> **Requirements**
Gather up every line from the entries below that uses the word "mushroom".

=== Task material ===

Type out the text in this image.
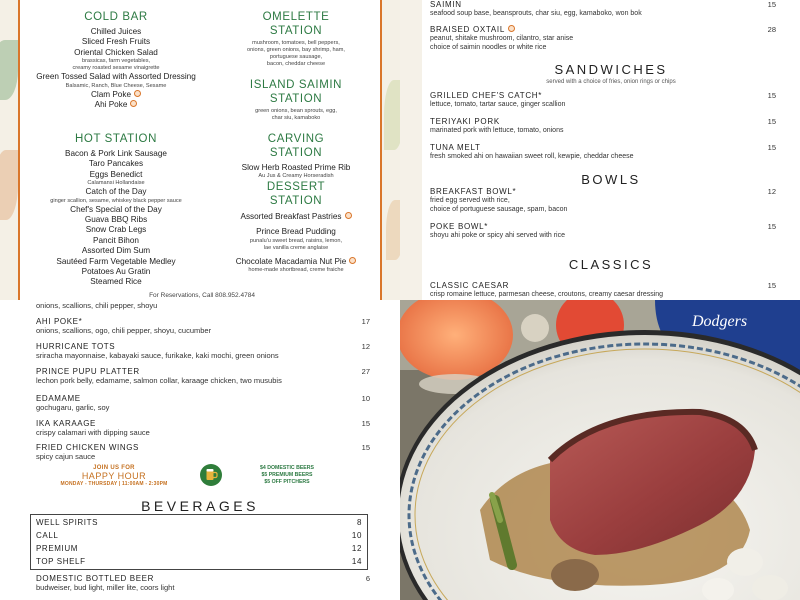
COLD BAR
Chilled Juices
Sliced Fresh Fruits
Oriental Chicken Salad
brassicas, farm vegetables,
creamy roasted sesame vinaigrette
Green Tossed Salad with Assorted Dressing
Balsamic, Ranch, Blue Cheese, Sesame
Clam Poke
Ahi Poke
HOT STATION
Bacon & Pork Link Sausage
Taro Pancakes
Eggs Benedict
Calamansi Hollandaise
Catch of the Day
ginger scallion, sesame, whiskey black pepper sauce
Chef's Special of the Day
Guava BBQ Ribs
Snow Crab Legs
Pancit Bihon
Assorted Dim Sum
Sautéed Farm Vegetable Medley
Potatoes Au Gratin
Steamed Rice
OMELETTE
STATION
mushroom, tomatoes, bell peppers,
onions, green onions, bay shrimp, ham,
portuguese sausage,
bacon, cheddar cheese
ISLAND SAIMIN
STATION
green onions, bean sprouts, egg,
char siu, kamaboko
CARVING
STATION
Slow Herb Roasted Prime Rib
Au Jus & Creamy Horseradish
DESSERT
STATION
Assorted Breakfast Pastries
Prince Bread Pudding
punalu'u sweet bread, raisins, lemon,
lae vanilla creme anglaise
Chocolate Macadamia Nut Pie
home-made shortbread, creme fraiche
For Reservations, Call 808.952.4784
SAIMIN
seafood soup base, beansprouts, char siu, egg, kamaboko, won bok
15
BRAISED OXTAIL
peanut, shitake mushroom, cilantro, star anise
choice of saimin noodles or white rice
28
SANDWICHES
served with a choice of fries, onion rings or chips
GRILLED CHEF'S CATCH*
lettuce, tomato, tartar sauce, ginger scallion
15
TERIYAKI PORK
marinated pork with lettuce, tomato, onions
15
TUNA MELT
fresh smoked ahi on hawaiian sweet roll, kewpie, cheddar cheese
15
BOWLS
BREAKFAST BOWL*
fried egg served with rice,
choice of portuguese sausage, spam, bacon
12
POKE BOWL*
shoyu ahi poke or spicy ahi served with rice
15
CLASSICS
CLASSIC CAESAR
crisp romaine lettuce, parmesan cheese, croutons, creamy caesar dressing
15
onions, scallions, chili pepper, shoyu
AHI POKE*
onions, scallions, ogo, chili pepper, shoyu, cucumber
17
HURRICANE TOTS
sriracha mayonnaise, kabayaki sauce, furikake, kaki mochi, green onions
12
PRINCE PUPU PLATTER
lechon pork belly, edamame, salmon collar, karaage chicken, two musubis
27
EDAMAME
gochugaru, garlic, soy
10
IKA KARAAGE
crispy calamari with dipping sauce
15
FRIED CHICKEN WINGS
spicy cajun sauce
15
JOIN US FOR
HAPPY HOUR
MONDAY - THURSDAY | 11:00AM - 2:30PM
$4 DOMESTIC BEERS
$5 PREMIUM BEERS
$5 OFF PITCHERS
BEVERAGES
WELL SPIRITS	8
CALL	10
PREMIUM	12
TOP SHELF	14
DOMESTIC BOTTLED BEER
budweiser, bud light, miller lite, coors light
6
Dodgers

===
=== Task material ===

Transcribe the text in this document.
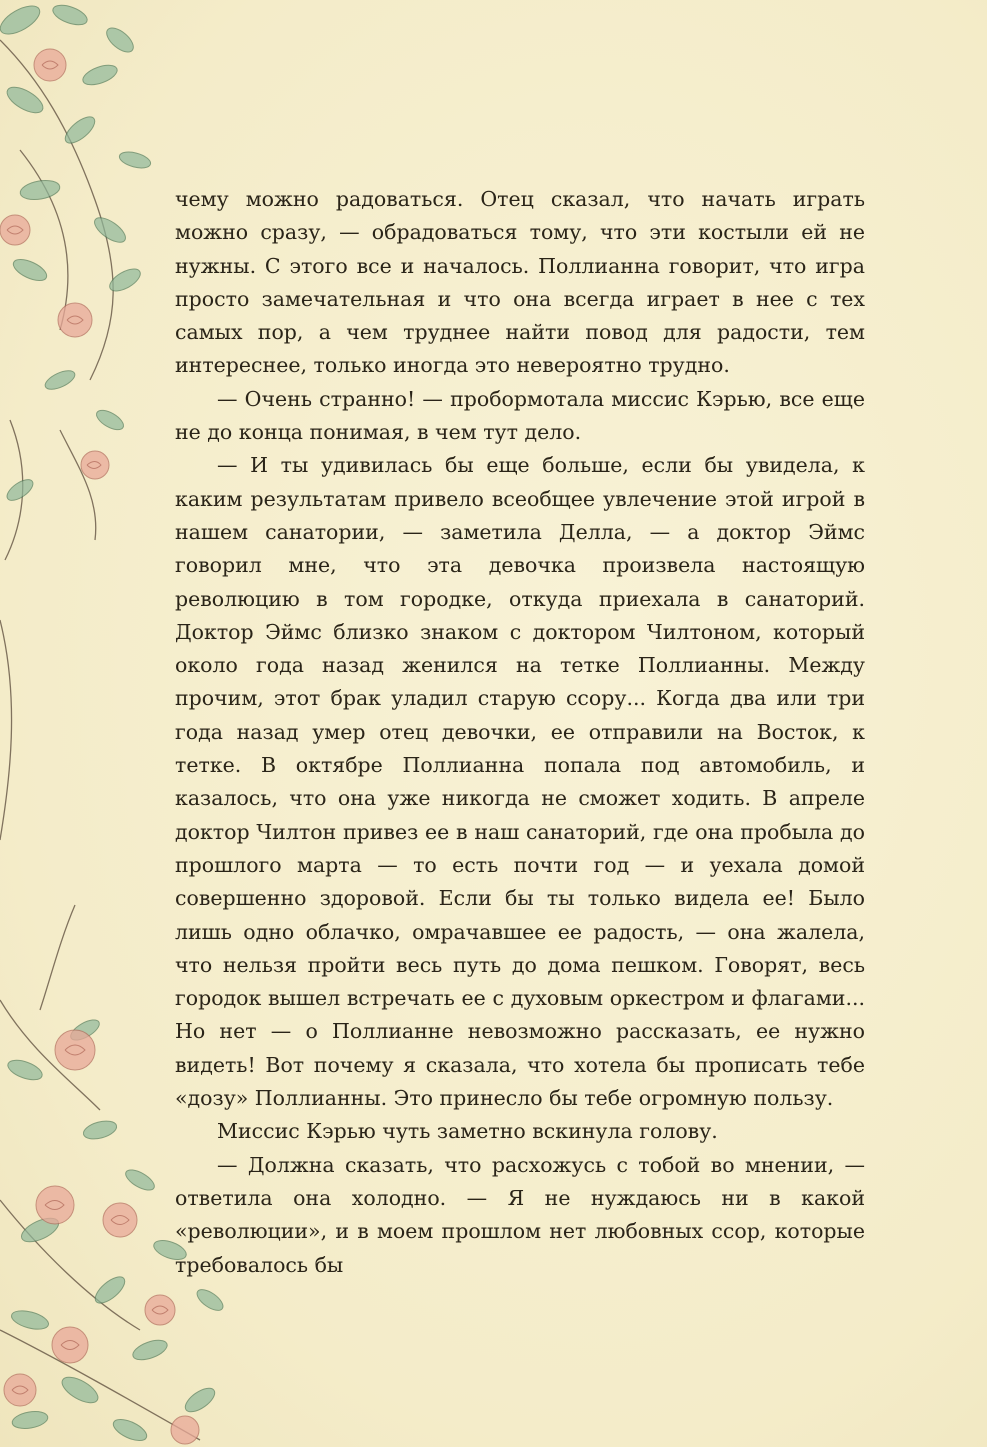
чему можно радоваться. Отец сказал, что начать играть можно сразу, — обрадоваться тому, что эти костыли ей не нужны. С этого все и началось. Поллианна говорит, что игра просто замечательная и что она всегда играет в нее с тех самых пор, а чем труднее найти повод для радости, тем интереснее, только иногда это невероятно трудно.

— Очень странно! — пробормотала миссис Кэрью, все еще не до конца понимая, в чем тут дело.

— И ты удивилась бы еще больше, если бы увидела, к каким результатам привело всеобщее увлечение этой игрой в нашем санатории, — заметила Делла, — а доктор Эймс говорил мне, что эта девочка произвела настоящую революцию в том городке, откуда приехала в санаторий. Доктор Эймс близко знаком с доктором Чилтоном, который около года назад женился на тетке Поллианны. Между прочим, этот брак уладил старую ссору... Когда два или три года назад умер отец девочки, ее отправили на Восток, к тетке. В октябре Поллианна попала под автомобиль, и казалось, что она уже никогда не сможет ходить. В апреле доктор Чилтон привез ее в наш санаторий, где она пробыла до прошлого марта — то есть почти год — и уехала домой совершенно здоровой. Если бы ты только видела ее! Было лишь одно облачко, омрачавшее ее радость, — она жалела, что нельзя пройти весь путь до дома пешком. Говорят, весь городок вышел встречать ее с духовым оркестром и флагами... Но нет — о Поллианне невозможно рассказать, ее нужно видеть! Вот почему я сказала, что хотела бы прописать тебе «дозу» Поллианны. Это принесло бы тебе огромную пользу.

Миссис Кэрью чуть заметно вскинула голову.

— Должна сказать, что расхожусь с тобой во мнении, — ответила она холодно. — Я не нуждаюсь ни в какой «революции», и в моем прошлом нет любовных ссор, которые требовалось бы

===
=== Task material ===

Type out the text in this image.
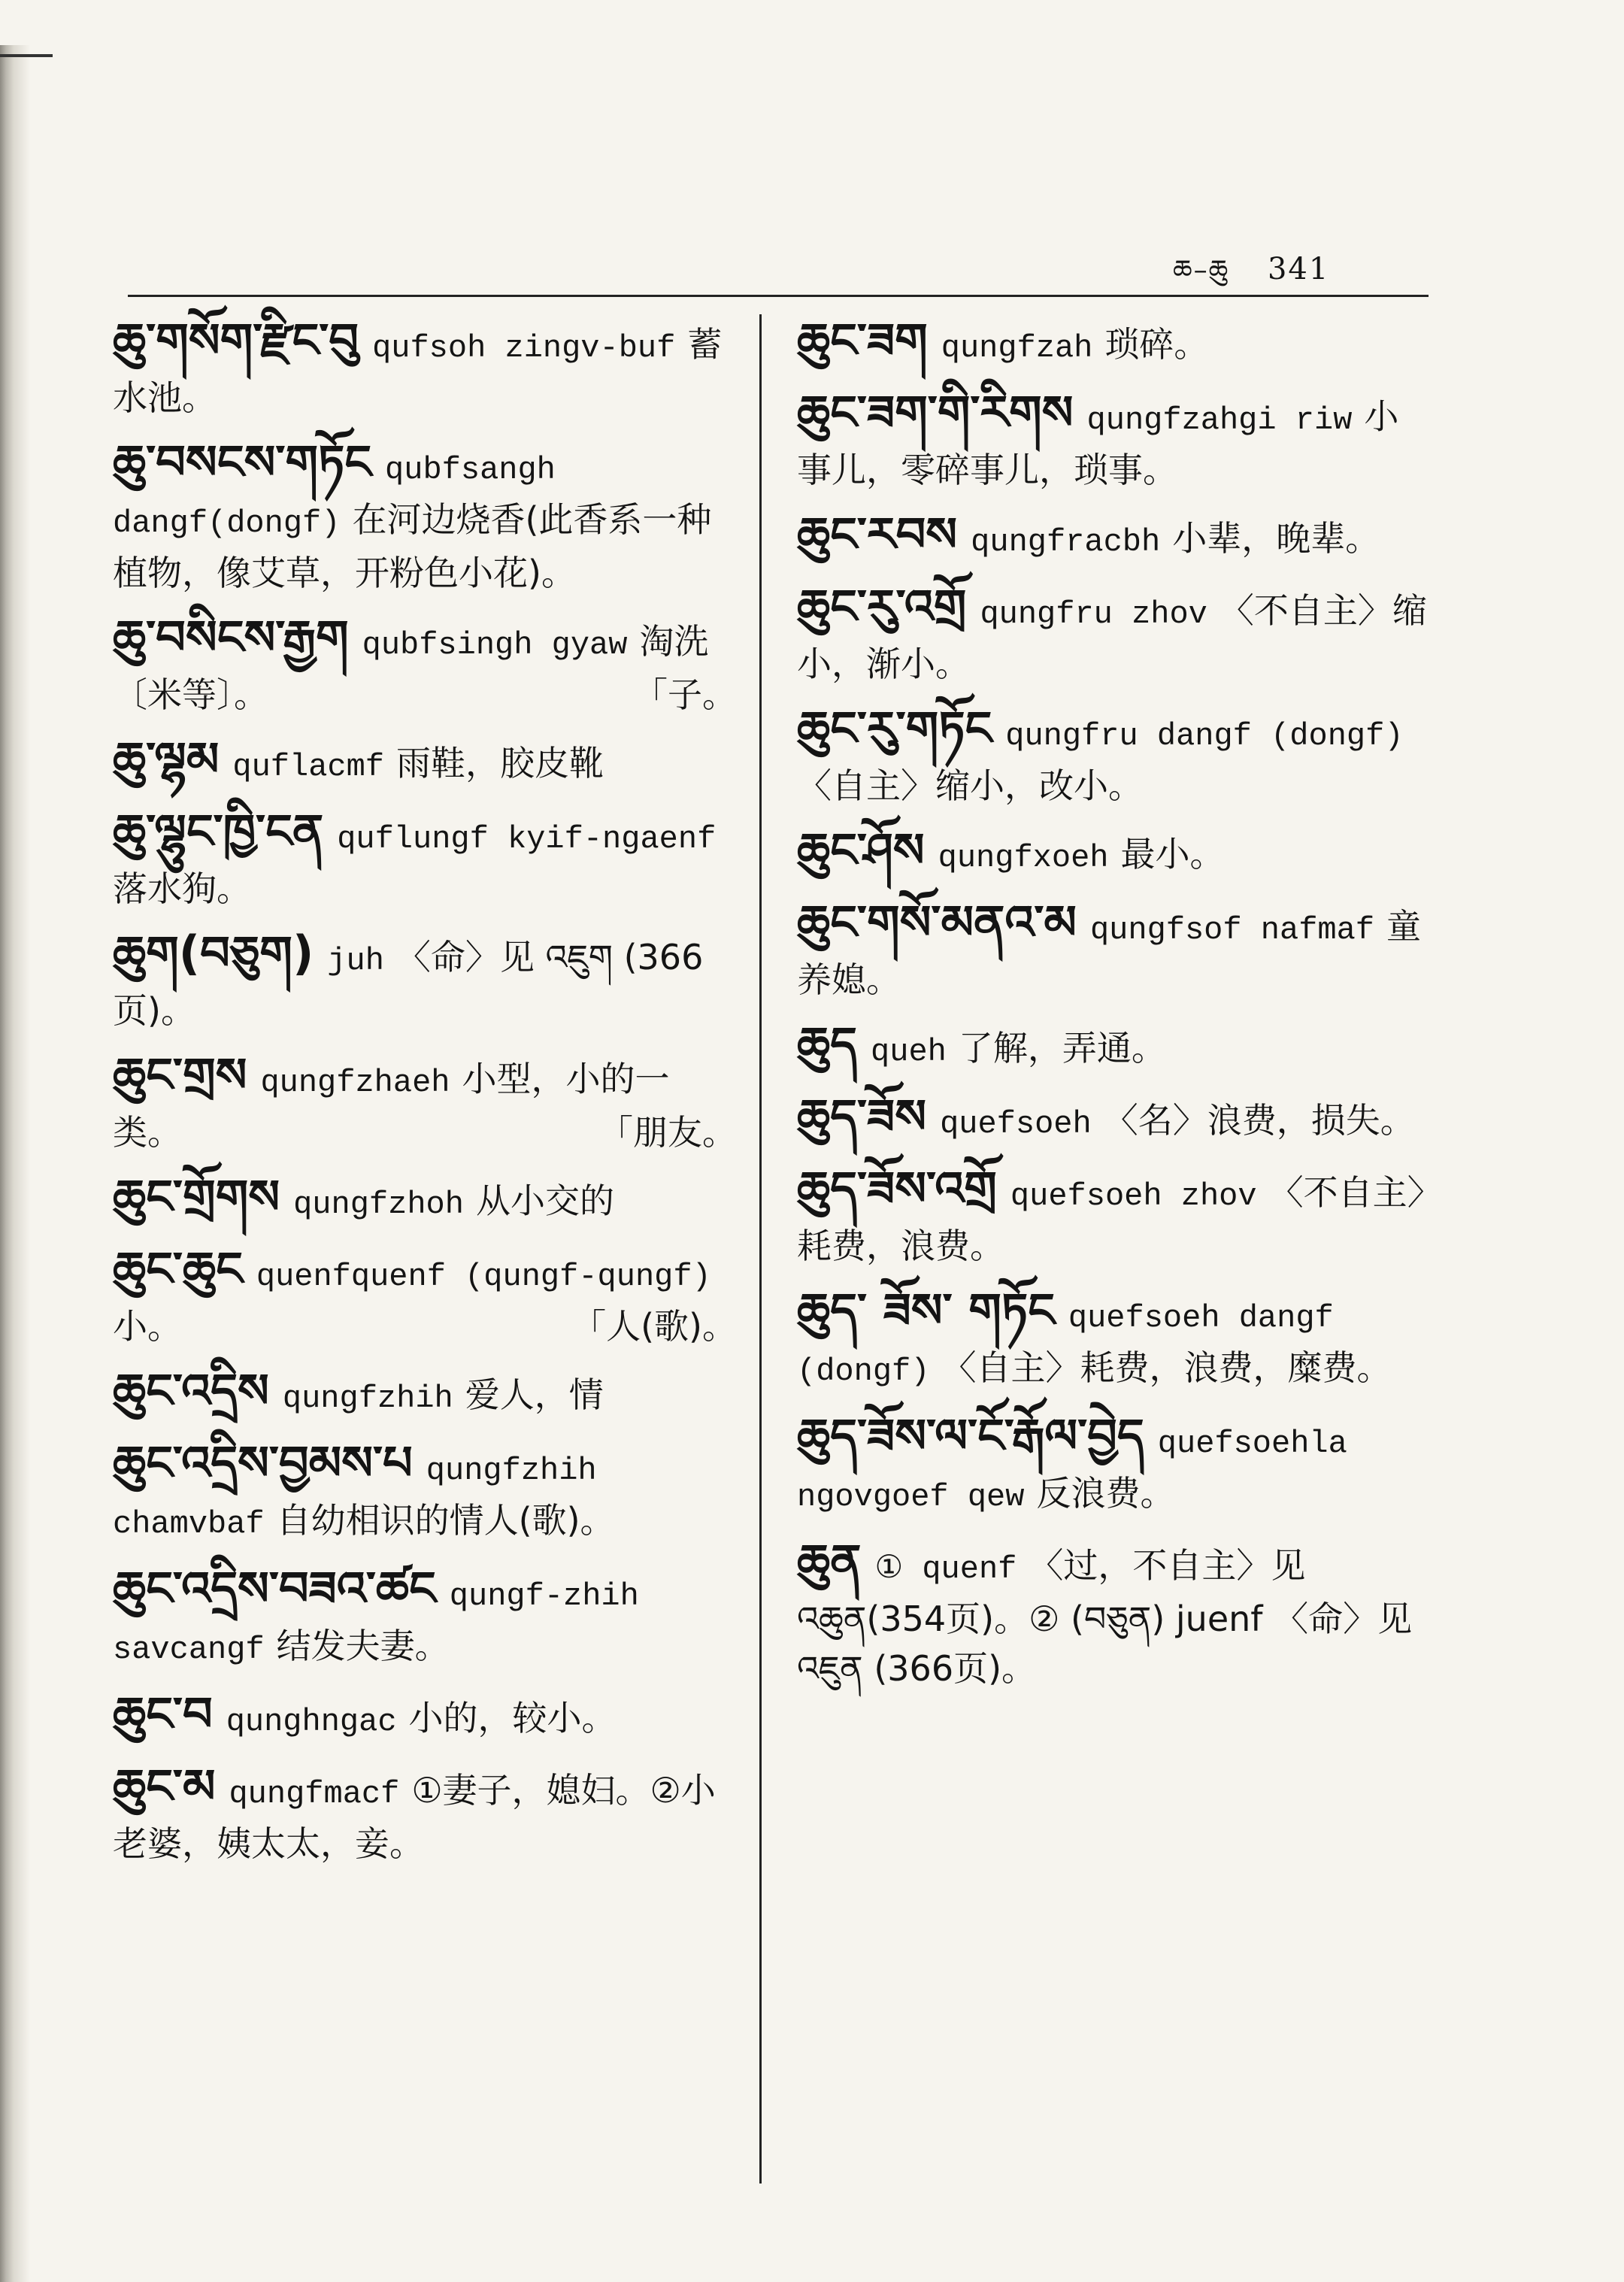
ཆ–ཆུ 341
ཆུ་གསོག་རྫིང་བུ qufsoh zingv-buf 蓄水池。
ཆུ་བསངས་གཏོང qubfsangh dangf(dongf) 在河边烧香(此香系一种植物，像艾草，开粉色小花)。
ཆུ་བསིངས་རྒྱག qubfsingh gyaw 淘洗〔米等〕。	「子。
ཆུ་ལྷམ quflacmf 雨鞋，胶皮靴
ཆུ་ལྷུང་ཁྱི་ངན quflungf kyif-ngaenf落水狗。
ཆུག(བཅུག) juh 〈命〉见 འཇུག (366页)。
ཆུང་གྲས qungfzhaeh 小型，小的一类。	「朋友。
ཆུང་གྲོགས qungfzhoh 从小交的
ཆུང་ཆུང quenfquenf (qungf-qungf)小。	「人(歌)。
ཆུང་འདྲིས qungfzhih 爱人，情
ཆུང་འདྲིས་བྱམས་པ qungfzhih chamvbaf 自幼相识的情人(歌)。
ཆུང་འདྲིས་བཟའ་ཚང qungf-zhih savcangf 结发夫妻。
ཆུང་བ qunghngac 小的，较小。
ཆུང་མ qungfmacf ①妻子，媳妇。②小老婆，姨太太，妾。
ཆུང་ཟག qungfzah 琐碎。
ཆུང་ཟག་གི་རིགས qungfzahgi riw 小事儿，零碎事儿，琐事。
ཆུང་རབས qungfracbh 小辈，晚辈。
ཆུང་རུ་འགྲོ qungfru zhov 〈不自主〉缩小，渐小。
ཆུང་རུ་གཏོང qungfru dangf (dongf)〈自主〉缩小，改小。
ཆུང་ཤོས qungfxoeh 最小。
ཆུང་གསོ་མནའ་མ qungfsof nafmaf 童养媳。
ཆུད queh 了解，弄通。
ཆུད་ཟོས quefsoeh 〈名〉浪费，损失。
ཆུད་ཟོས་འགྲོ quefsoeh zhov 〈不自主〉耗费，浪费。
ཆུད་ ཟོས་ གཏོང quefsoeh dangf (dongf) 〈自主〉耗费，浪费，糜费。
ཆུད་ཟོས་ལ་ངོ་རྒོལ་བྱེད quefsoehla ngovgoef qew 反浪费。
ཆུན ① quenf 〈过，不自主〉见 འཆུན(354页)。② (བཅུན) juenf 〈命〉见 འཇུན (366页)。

===

> **Complete output**
mushroom, tomatoes, bell peppers,
peanut, shitake mushroom, cilantro, star anise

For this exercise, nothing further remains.